---- Input material
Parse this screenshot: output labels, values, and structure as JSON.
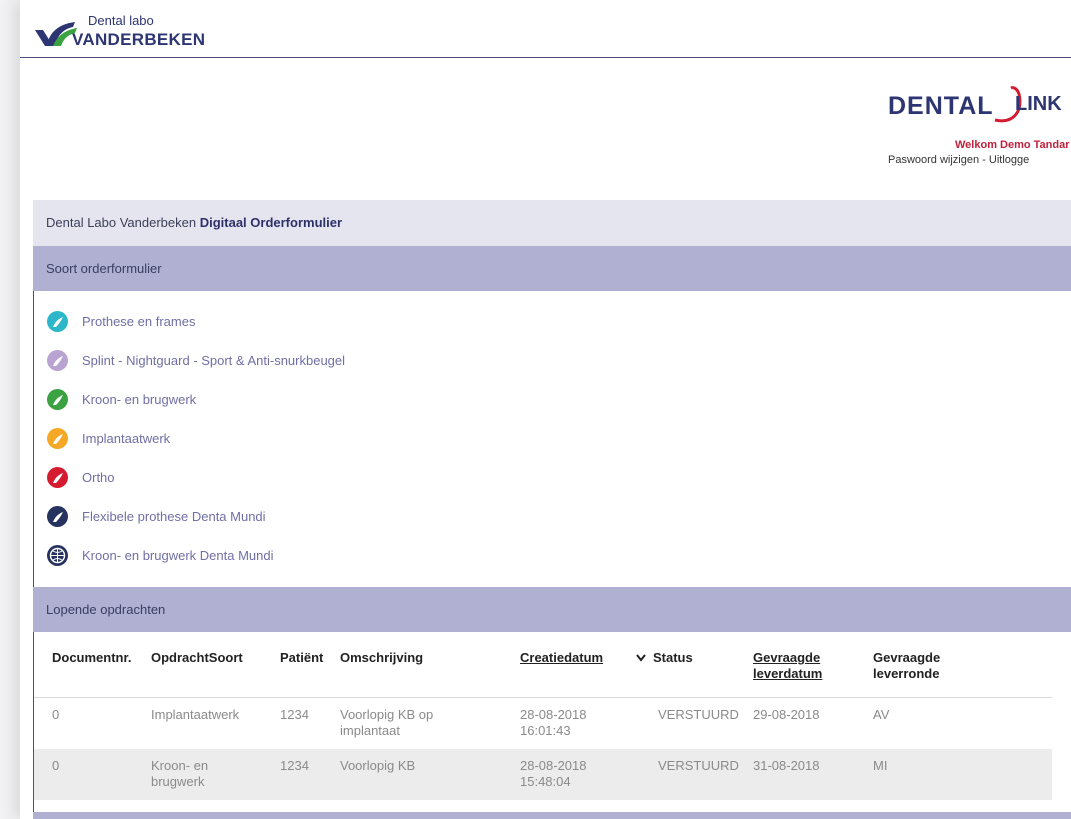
{
  "header": {
    "logo_top": "Dental labo",
    "logo_bottom": "VANDERBEKEN",
    "brand_left": "DENTAL",
    "brand_right": "LINK",
    "welcome": "Welkom Demo Tandar",
    "change_password": "Paswoord wijzigen",
    "separator": " - ",
    "logout": "Uitlogge"
  },
  "titlebar": {
    "prefix": "Dental Labo Vanderbeken ",
    "bold": "Digitaal Orderformulier"
  },
  "order_types_section": {
    "title": "Soort orderformulier",
    "items": [
      {
        "label": "Prothese en frames",
        "color": "#2bb6c9",
        "icon": "tooth-swoosh-icon"
      },
      {
        "label": "Splint - Nightguard - Sport & Anti-snurkbeugel",
        "color": "#b9a3d1",
        "icon": "tooth-swoosh-icon"
      },
      {
        "label": "Kroon- en brugwerk",
        "color": "#3aa240",
        "icon": "tooth-swoosh-icon"
      },
      {
        "label": "Implantaatwerk",
        "color": "#f5a825",
        "icon": "tooth-swoosh-icon"
      },
      {
        "label": "Ortho",
        "color": "#d51b30",
        "icon": "tooth-swoosh-icon"
      },
      {
        "label": "Flexibele prothese Denta Mundi",
        "color": "#27335f",
        "icon": "tooth-swoosh-icon"
      },
      {
        "label": "Kroon- en brugwerk Denta Mundi",
        "color": "#27335f",
        "icon": "globe-tooth-icon"
      }
    ]
  },
  "running_section": {
    "title": "Lopende opdrachten",
    "columns": {
      "docnr": "Documentnr.",
      "type": "OpdrachtSoort",
      "patient": "Patiënt",
      "desc": "Omschrijving",
      "created": "Creatiedatum",
      "sort_icon": "chevron-down-icon",
      "status": "Status",
      "req_date": "Gevraagde leverdatum",
      "req_round": "Gevraagde leverronde"
    },
    "rows": [
      {
        "docnr": "0",
        "type": "Implantaatwerk",
        "patient": "1234",
        "desc": "Voorlopig KB op implantaat",
        "created": "28-08-2018 16:01:43",
        "status": "VERSTUURD",
        "req_date": "29-08-2018",
        "req_round": "AV"
      },
      {
        "docnr": "0",
        "type": "Kroon- en brugwerk",
        "patient": "1234",
        "desc": "Voorlopig KB",
        "created": "28-08-2018 15:48:04",
        "status": "VERSTUURD",
        "req_date": "31-08-2018",
        "req_round": "MI"
      }
    ]
  },
  "colors": {
    "navy": "#2d3572",
    "accent_red": "#c0213a",
    "section_bar": "#afb0d2",
    "title_bar": "#e4e5ef"
  }
}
--------
Aim = Retype the whole listing exactly and leave the pictures out.

Answer for this exercise =
Parse this screenshot: output labels, values, and structure as JSON.
{
  "header": {
    "logo_top": "Dental labo",
    "logo_bottom": "VANDERBEKEN",
    "brand_left": "DENTAL",
    "brand_right": "LINK",
    "welcome": "Welkom Demo Tandar",
    "change_password": "Paswoord wijzigen",
    "separator": " - ",
    "logout": "Uitlogge"
  },
  "titlebar": {
    "prefix": "Dental Labo Vanderbeken ",
    "bold": "Digitaal Orderformulier"
  },
  "order_types_section": {
    "title": "Soort orderformulier",
    "items": [
      {
        "label": "Prothese en frames",
        "color": "#2bb6c9",
        "icon": "tooth-swoosh-icon"
      },
      {
        "label": "Splint - Nightguard - Sport & Anti-snurkbeugel",
        "color": "#b9a3d1",
        "icon": "tooth-swoosh-icon"
      },
      {
        "label": "Kroon- en brugwerk",
        "color": "#3aa240",
        "icon": "tooth-swoosh-icon"
      },
      {
        "label": "Implantaatwerk",
        "color": "#f5a825",
        "icon": "tooth-swoosh-icon"
      },
      {
        "label": "Ortho",
        "color": "#d51b30",
        "icon": "tooth-swoosh-icon"
      },
      {
        "label": "Flexibele prothese Denta Mundi",
        "color": "#27335f",
        "icon": "tooth-swoosh-icon"
      },
      {
        "label": "Kroon- en brugwerk Denta Mundi",
        "color": "#27335f",
        "icon": "globe-tooth-icon"
      }
    ]
  },
  "running_section": {
    "title": "Lopende opdrachten",
    "columns": {
      "docnr": "Documentnr.",
      "type": "OpdrachtSoort",
      "patient": "Patiënt",
      "desc": "Omschrijving",
      "created": "Creatiedatum",
      "sort_icon": "chevron-down-icon",
      "status": "Status",
      "req_date": "Gevraagde leverdatum",
      "req_round": "Gevraagde leverronde"
    },
    "rows": [
      {
        "docnr": "0",
        "type": "Implantaatwerk",
        "patient": "1234",
        "desc": "Voorlopig KB op implantaat",
        "created": "28-08-2018 16:01:43",
        "status": "VERSTUURD",
        "req_date": "29-08-2018",
        "req_round": "AV"
      },
      {
        "docnr": "0",
        "type": "Kroon- en brugwerk",
        "patient": "1234",
        "desc": "Voorlopig KB",
        "created": "28-08-2018 15:48:04",
        "status": "VERSTUURD",
        "req_date": "31-08-2018",
        "req_round": "MI"
      }
    ]
  },
  "colors": {
    "navy": "#2d3572",
    "accent_red": "#c0213a",
    "section_bar": "#afb0d2",
    "title_bar": "#e4e5ef"
  }
}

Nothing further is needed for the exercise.